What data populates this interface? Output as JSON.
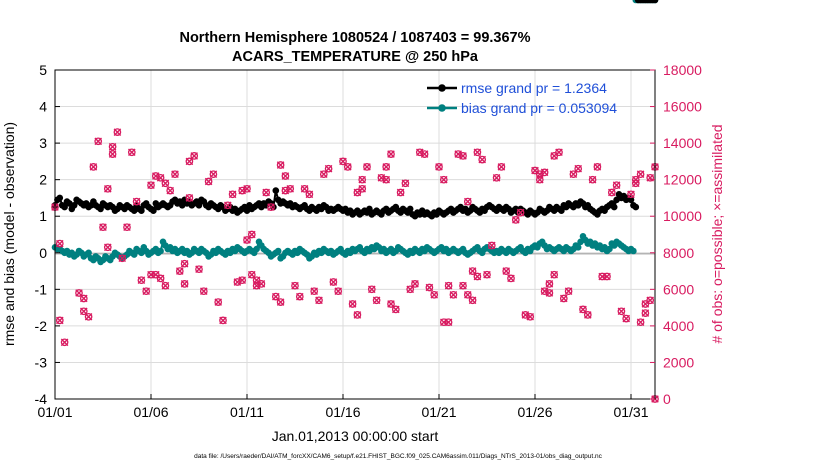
{
  "chart_data": {
    "type": "line",
    "title_line1": "Northern Hemisphere 1080524 / 1087403 = 99.367%",
    "title_line2": "ACARS_TEMPERATURE @ 250 hPa",
    "xlabel": "Jan.01,2013 00:00:00 start",
    "ylabel_left": "rmse and bias (model - observation)",
    "ylabel_right": "# of obs: o=possible; ×=assimilated",
    "footer": "data file: /Users/raeder/DAI/ATM_forcXX/CAM6_setup/f.e21.FHIST_BGC.f09_025.CAM6assim.011/Diags_NTrS_2013-01/obs_diag_output.nc",
    "xlim": [
      0,
      31.25
    ],
    "ylim_left": [
      -4,
      5
    ],
    "ylim_right": [
      0,
      18000
    ],
    "x_ticks": [
      0,
      5,
      10,
      15,
      20,
      25,
      30
    ],
    "x_tick_labels": [
      "01/01",
      "01/06",
      "01/11",
      "01/16",
      "01/21",
      "01/26",
      "01/31"
    ],
    "y_left_ticks": [
      "-4",
      "-3",
      "-2",
      "-1",
      "0",
      "1",
      "2",
      "3",
      "4",
      "5"
    ],
    "y_right_ticks": [
      "0",
      "2000",
      "4000",
      "6000",
      "8000",
      "10000",
      "12000",
      "14000",
      "16000",
      "18000"
    ],
    "legend": [
      {
        "name": "rmse",
        "label": "rmse grand pr = 1.2364"
      },
      {
        "name": "bias",
        "label": "bias grand pr = 0.053094"
      }
    ],
    "colors": {
      "rmse": "#000000",
      "bias": "#008080",
      "obs": "#d81b60",
      "legend_text": "#1f4fd8",
      "grid": "#dcdcdc",
      "zero": "#b4b4b4"
    },
    "x_obs": [
      0.0,
      0.25,
      1.25,
      1.5,
      2.0,
      2.25,
      2.5,
      2.75,
      3.0,
      3.25,
      3.5,
      3.75,
      4.0,
      4.25,
      4.5,
      4.75,
      5.0,
      5.25,
      5.5,
      5.75,
      6.0,
      6.25,
      6.5,
      6.75,
      7.0,
      7.25,
      7.5,
      7.75,
      8.0,
      8.25,
      8.5,
      8.75,
      9.0,
      9.25,
      9.5,
      9.75,
      10.0,
      10.25,
      10.5,
      10.75,
      11.0,
      11.25,
      11.5,
      11.75,
      12.0,
      12.25,
      12.5,
      12.75,
      13.0,
      13.25,
      13.5,
      13.75,
      14.0,
      14.25,
      14.5,
      14.75,
      15.0,
      15.25,
      15.5,
      15.75,
      16.0,
      16.25,
      16.5,
      16.75,
      17.0,
      17.25,
      17.5,
      17.75,
      18.0,
      18.25,
      18.5,
      18.75,
      19.0,
      19.25,
      19.5,
      19.75,
      20.0,
      20.25,
      20.5,
      20.75,
      21.0,
      21.25,
      21.5,
      21.75,
      22.0,
      22.25,
      22.5,
      22.75,
      23.0,
      23.25,
      23.5,
      23.75,
      24.0,
      24.25,
      24.5,
      24.75,
      25.0,
      25.25,
      25.5,
      25.75,
      26.0,
      26.25,
      26.5,
      26.75,
      27.0,
      27.25,
      27.5,
      27.75,
      28.0,
      28.25,
      28.5,
      28.75,
      29.0,
      29.25,
      29.5,
      29.75,
      30.0,
      30.25,
      30.5,
      30.75,
      31.0,
      31.25
    ],
    "obs_count": [
      10500,
      8500,
      5800,
      5500,
      12700,
      14100,
      9400,
      8300,
      13800,
      14600,
      7700,
      9400,
      13500,
      10800,
      6500,
      5900,
      11700,
      12200,
      6600,
      6200,
      11400,
      12300,
      7000,
      6300,
      13000,
      13300,
      7100,
      5900,
      11900,
      12300,
      5300,
      4300,
      10600,
      11200,
      6400,
      6500,
      8700,
      9000,
      6200,
      6300,
      11300,
      10500,
      5600,
      5300,
      11400,
      11500,
      6200,
      5600,
      11500,
      11200,
      5900,
      5400,
      12300,
      12600,
      6400,
      5900,
      13000,
      12700,
      5200,
      4600,
      12000,
      12700,
      6000,
      5400,
      12100,
      12700,
      5200,
      4900,
      11300,
      11800,
      6000,
      6300,
      13500,
      13400,
      6100,
      5700,
      12700,
      12000,
      6200,
      5700,
      13400,
      13300,
      5700,
      5400,
      13500,
      13100,
      6800,
      8400,
      12100,
      12700,
      7000,
      6600,
      9800,
      10200,
      4600,
      4500,
      12500,
      12300,
      5900,
      5800,
      13300,
      13500,
      5500,
      5900,
      12300,
      12600,
      4900,
      4600,
      12000,
      12700,
      6700,
      6700,
      11300,
      11700,
      4800,
      4400,
      11200,
      11800,
      4200,
      4700,
      12100,
      12700
    ],
    "x_extra_obs": [
      0.25,
      0.5,
      1.5,
      1.75,
      2.75,
      3.0,
      5.0,
      5.25,
      5.5,
      5.75,
      6.75,
      7.0,
      9.75,
      10.0,
      10.25,
      10.5,
      11.75,
      12.0,
      15.75,
      16.0,
      17.25,
      17.5,
      20.25,
      20.5,
      21.25,
      21.5,
      21.75,
      22.0,
      25.25,
      25.5,
      25.75,
      26.0,
      30.25,
      30.5,
      30.75,
      31.0,
      31.25
    ],
    "extra_obs_count": [
      4300,
      3100,
      4800,
      4500,
      11500,
      13400,
      6800,
      6800,
      12100,
      11800,
      7400,
      11000,
      11400,
      11500,
      6800,
      6500,
      12800,
      12200,
      11300,
      11500,
      12000,
      13400,
      4200,
      4200,
      6200,
      10800,
      7000,
      6700,
      12000,
      12400,
      6300,
      6800,
      12000,
      12300,
      5200,
      5400,
      0
    ],
    "x_series": [
      0.0,
      0.125,
      0.25,
      0.375,
      0.5,
      0.625,
      0.75,
      0.875,
      1.0,
      1.125,
      1.25,
      1.375,
      1.5,
      1.625,
      1.75,
      1.875,
      2.0,
      2.125,
      2.25,
      2.375,
      2.5,
      2.625,
      2.75,
      2.875,
      3.0,
      3.125,
      3.25,
      3.375,
      3.5,
      3.625,
      3.75,
      3.875,
      4.0,
      4.125,
      4.25,
      4.375,
      4.5,
      4.625,
      4.75,
      4.875,
      5.0,
      5.125,
      5.25,
      5.375,
      5.5,
      5.625,
      5.75,
      5.875,
      6.0,
      6.125,
      6.25,
      6.375,
      6.5,
      6.625,
      6.75,
      6.875,
      7.0,
      7.125,
      7.25,
      7.375,
      7.5,
      7.625,
      7.75,
      7.875,
      8.0,
      8.125,
      8.25,
      8.375,
      8.5,
      8.625,
      8.75,
      8.875,
      9.0,
      9.125,
      9.25,
      9.375,
      9.5,
      9.625,
      9.75,
      9.875,
      10.0,
      10.125,
      10.25,
      10.375,
      10.5,
      10.625,
      10.75,
      10.875,
      11.0,
      11.125,
      11.25,
      11.375,
      11.5,
      11.625,
      11.75,
      11.875,
      12.0,
      12.125,
      12.25,
      12.375,
      12.5,
      12.625,
      12.75,
      12.875,
      13.0,
      13.125,
      13.25,
      13.375,
      13.5,
      13.625,
      13.75,
      13.875,
      14.0,
      14.125,
      14.25,
      14.375,
      14.5,
      14.625,
      14.75,
      14.875,
      15.0,
      15.125,
      15.25,
      15.375,
      15.5,
      15.625,
      15.75,
      15.875,
      16.0,
      16.125,
      16.25,
      16.375,
      16.5,
      16.625,
      16.75,
      16.875,
      17.0,
      17.125,
      17.25,
      17.375,
      17.5,
      17.625,
      17.75,
      17.875,
      18.0,
      18.125,
      18.25,
      18.375,
      18.5,
      18.625,
      18.75,
      18.875,
      19.0,
      19.125,
      19.25,
      19.375,
      19.5,
      19.625,
      19.75,
      19.875,
      20.0,
      20.125,
      20.25,
      20.375,
      20.5,
      20.625,
      20.75,
      20.875,
      21.0,
      21.125,
      21.25,
      21.375,
      21.5,
      21.625,
      21.75,
      21.875,
      22.0,
      22.125,
      22.25,
      22.375,
      22.5,
      22.625,
      22.75,
      22.875,
      23.0,
      23.125,
      23.25,
      23.375,
      23.5,
      23.625,
      23.75,
      23.875,
      24.0,
      24.125,
      24.25,
      24.375,
      24.5,
      24.625,
      24.75,
      24.875,
      25.0,
      25.125,
      25.25,
      25.375,
      25.5,
      25.625,
      25.75,
      25.875,
      26.0,
      26.125,
      26.25,
      26.375,
      26.5,
      26.625,
      26.75,
      26.875,
      27.0,
      27.125,
      27.25,
      27.375,
      27.5,
      27.625,
      27.75,
      27.875,
      28.0,
      28.125,
      28.25,
      28.375,
      28.5,
      28.625,
      28.75,
      28.875,
      29.0,
      29.125,
      29.25,
      29.375,
      29.5,
      29.625,
      29.75,
      29.875,
      30.0,
      30.125,
      30.25,
      30.375,
      30.5,
      30.625,
      30.75,
      30.875,
      31.0,
      31.125,
      31.25
    ],
    "rmse": [
      1.3,
      1.45,
      1.5,
      1.3,
      1.25,
      1.4,
      1.35,
      1.2,
      1.3,
      1.45,
      1.4,
      1.35,
      1.3,
      1.35,
      1.25,
      1.3,
      1.4,
      1.3,
      1.25,
      1.2,
      1.35,
      1.3,
      1.25,
      1.3,
      1.25,
      1.15,
      1.2,
      1.3,
      1.25,
      1.2,
      1.3,
      1.25,
      1.2,
      1.15,
      1.3,
      1.2,
      1.15,
      1.3,
      1.35,
      1.25,
      1.2,
      1.15,
      1.35,
      1.25,
      1.3,
      1.35,
      1.3,
      1.25,
      1.3,
      1.4,
      1.45,
      1.35,
      1.4,
      1.3,
      1.45,
      1.35,
      1.4,
      1.3,
      1.35,
      1.4,
      1.3,
      1.45,
      1.4,
      1.3,
      1.25,
      1.35,
      1.3,
      1.25,
      1.2,
      1.3,
      1.25,
      1.15,
      1.2,
      1.25,
      1.15,
      1.2,
      1.1,
      1.15,
      1.2,
      1.25,
      1.15,
      1.3,
      1.2,
      1.25,
      1.3,
      1.35,
      1.25,
      1.35,
      1.3,
      1.4,
      1.35,
      1.25,
      1.7,
      1.45,
      1.35,
      1.4,
      1.35,
      1.3,
      1.35,
      1.25,
      1.3,
      1.25,
      1.2,
      1.25,
      1.3,
      1.2,
      1.15,
      1.25,
      1.2,
      1.15,
      1.25,
      1.2,
      1.3,
      1.25,
      1.15,
      1.2,
      1.15,
      1.2,
      1.25,
      1.2,
      1.15,
      1.2,
      1.1,
      1.15,
      1.05,
      1.1,
      1.15,
      1.05,
      1.1,
      1.15,
      1.1,
      1.2,
      1.05,
      1.1,
      1.15,
      1.1,
      1.05,
      1.15,
      1.2,
      1.1,
      1.15,
      1.2,
      1.25,
      1.15,
      1.1,
      1.2,
      1.15,
      1.1,
      1.2,
      1.05,
      1.0,
      1.1,
      1.05,
      1.15,
      1.05,
      1.1,
      1.05,
      1.0,
      1.1,
      1.05,
      1.15,
      1.1,
      1.05,
      1.1,
      1.15,
      1.2,
      1.1,
      1.15,
      1.2,
      1.25,
      1.15,
      1.2,
      1.1,
      1.15,
      1.25,
      1.2,
      1.15,
      1.1,
      1.2,
      1.15,
      1.25,
      1.3,
      1.25,
      1.2,
      1.15,
      1.25,
      1.2,
      1.15,
      1.25,
      1.2,
      1.1,
      1.15,
      1.2,
      1.1,
      1.2,
      1.15,
      1.1,
      1.05,
      1.15,
      1.1,
      1.05,
      1.1,
      1.2,
      1.15,
      1.1,
      1.15,
      1.25,
      1.2,
      1.15,
      1.25,
      1.2,
      1.15,
      1.3,
      1.25,
      1.35,
      1.3,
      1.25,
      1.35,
      1.3,
      1.4,
      1.35,
      1.25,
      1.3,
      1.2,
      1.15,
      1.1,
      1.05,
      1.15,
      1.2,
      1.15,
      1.25,
      1.3,
      1.35,
      1.25,
      1.45,
      1.6,
      1.5,
      1.55,
      1.45,
      1.5,
      1.45,
      1.3,
      1.25
    ],
    "bias": [
      0.15,
      0.1,
      0.1,
      0.05,
      0.0,
      0.05,
      -0.05,
      0.0,
      -0.1,
      -0.05,
      0.05,
      0.0,
      -0.1,
      -0.05,
      0.0,
      -0.15,
      -0.2,
      -0.1,
      -0.15,
      -0.25,
      -0.2,
      -0.1,
      -0.15,
      -0.2,
      -0.1,
      0.0,
      -0.05,
      -0.1,
      -0.15,
      -0.1,
      -0.05,
      0.05,
      0.0,
      -0.05,
      0.1,
      0.05,
      0.0,
      0.15,
      0.05,
      -0.05,
      0.0,
      0.05,
      0.1,
      0.0,
      0.05,
      0.3,
      0.2,
      0.1,
      0.15,
      0.05,
      0.1,
      0.0,
      0.05,
      0.1,
      0.0,
      0.05,
      -0.05,
      0.0,
      0.1,
      0.05,
      0.0,
      0.1,
      0.05,
      0.0,
      -0.1,
      -0.05,
      0.05,
      0.0,
      0.1,
      0.05,
      0.0,
      -0.05,
      0.05,
      0.0,
      0.1,
      0.05,
      0.15,
      0.1,
      0.05,
      0.0,
      0.05,
      0.1,
      0.05,
      0.0,
      0.1,
      0.3,
      0.2,
      0.1,
      0.05,
      0.0,
      -0.1,
      -0.05,
      0.0,
      0.05,
      -0.15,
      -0.1,
      0.0,
      0.05,
      0.0,
      -0.05,
      0.05,
      0.0,
      0.1,
      0.05,
      0.0,
      -0.05,
      -0.15,
      -0.1,
      0.0,
      -0.05,
      0.05,
      0.0,
      0.1,
      0.05,
      0.0,
      0.05,
      -0.05,
      0.0,
      0.05,
      0.1,
      0.0,
      -0.05,
      0.05,
      0.0,
      0.1,
      0.05,
      0.1,
      0.15,
      0.05,
      0.0,
      0.1,
      0.05,
      0.15,
      0.1,
      0.2,
      0.15,
      0.05,
      0.1,
      0.0,
      0.05,
      0.1,
      0.0,
      0.05,
      0.15,
      0.1,
      0.05,
      0.0,
      -0.05,
      0.05,
      0.0,
      0.1,
      0.05,
      0.0,
      0.1,
      0.05,
      0.15,
      0.1,
      0.05,
      0.0,
      0.05,
      0.1,
      0.15,
      0.05,
      0.1,
      0.0,
      0.05,
      0.1,
      0.05,
      0.0,
      0.05,
      0.1,
      0.0,
      -0.05,
      0.0,
      0.05,
      0.1,
      0.15,
      0.05,
      0.0,
      0.1,
      0.15,
      0.1,
      0.05,
      0.0,
      0.05,
      0.0,
      0.1,
      0.05,
      0.0,
      0.1,
      0.05,
      0.0,
      0.05,
      0.1,
      0.15,
      0.05,
      0.0,
      0.1,
      0.05,
      0.15,
      0.2,
      0.15,
      0.25,
      0.3,
      0.2,
      0.1,
      0.15,
      0.1,
      0.05,
      0.1,
      0.15,
      0.1,
      0.05,
      0.15,
      0.1,
      0.05,
      0.1,
      0.2,
      0.15,
      0.3,
      0.45,
      0.35,
      0.25,
      0.3,
      0.2,
      0.25,
      0.15,
      0.2,
      0.1,
      0.15,
      0.05,
      0.1,
      0.25,
      0.2,
      0.3,
      0.25,
      0.2,
      0.15,
      0.1,
      0.05,
      0.1,
      0.05
    ]
  }
}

┄┄┄┄┄┄┄┄┄┄

◆ **Problem statement**: Identify and copy all lines with the word "bias".

◆ **Exercise answer**:
    "ylabel_left": "rmse and bias (model - observation)",
        "name": "bias",
        "label": "bias grand pr = 0.053094"
      "bias": "#008080",
    "bias": [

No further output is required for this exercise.